» **Instructions to follow**: Where a line below holds the string "REMOVE", copy that line.

» **Records shown**:
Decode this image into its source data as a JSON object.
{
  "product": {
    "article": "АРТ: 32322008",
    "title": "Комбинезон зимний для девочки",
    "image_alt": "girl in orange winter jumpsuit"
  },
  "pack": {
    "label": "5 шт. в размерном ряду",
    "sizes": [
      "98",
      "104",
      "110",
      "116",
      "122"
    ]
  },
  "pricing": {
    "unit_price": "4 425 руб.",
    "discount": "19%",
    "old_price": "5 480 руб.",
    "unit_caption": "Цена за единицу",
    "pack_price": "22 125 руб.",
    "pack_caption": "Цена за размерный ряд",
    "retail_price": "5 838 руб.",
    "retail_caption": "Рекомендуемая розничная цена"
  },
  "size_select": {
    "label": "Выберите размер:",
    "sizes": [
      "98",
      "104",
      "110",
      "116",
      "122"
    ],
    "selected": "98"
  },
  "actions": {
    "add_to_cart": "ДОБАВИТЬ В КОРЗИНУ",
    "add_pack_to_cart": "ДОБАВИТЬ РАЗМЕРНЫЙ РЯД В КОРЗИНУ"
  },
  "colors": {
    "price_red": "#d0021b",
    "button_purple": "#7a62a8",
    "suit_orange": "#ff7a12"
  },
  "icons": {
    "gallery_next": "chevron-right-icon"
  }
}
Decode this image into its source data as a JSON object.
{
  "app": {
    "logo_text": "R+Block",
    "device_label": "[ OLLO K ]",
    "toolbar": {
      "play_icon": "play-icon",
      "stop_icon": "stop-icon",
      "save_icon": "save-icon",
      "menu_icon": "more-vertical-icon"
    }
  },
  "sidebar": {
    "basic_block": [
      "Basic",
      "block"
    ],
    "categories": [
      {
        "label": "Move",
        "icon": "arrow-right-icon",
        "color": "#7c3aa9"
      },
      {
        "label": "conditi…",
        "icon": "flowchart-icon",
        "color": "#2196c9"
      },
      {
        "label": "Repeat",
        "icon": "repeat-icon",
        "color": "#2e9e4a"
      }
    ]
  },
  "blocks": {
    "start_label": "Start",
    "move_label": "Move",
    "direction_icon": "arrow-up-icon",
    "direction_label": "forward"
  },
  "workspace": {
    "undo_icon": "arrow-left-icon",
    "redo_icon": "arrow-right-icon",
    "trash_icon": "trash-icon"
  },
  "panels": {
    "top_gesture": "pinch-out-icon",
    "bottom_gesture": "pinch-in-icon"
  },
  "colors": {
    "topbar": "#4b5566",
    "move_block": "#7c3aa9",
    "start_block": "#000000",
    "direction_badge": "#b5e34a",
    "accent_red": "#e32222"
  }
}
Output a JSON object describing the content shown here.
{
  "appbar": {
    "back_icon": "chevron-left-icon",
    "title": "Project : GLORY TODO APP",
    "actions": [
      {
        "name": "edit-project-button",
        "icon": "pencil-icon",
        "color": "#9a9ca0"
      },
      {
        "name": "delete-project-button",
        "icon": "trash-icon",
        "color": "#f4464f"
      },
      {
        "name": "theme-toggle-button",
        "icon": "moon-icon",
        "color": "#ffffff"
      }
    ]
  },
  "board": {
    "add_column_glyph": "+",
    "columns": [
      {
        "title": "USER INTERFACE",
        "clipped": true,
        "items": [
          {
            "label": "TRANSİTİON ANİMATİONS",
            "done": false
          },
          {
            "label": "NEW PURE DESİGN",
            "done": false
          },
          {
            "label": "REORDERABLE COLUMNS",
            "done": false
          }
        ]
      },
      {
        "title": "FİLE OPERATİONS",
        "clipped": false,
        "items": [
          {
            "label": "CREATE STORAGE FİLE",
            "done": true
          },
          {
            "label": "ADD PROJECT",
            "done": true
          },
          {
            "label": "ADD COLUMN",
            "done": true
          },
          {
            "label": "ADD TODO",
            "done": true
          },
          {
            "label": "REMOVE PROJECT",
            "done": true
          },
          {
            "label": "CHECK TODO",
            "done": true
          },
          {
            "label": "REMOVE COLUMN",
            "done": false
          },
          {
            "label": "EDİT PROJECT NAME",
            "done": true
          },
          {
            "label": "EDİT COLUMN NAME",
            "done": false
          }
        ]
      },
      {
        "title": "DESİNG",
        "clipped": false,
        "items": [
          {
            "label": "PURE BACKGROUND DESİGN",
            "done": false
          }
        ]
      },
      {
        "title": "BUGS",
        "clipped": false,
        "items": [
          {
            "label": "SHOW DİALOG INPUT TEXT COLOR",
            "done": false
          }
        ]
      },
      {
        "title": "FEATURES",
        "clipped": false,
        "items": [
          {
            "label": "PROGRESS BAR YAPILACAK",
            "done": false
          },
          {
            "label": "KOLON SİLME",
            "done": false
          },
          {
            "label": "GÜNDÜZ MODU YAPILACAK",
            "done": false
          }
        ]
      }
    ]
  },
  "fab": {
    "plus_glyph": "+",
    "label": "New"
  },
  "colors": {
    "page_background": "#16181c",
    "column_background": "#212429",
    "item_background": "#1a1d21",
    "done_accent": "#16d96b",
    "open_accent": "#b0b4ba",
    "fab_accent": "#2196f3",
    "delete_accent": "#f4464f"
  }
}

» **Correct result**:
            "label": "REMOVE PROJECT",
            "label": "REMOVE COLUMN",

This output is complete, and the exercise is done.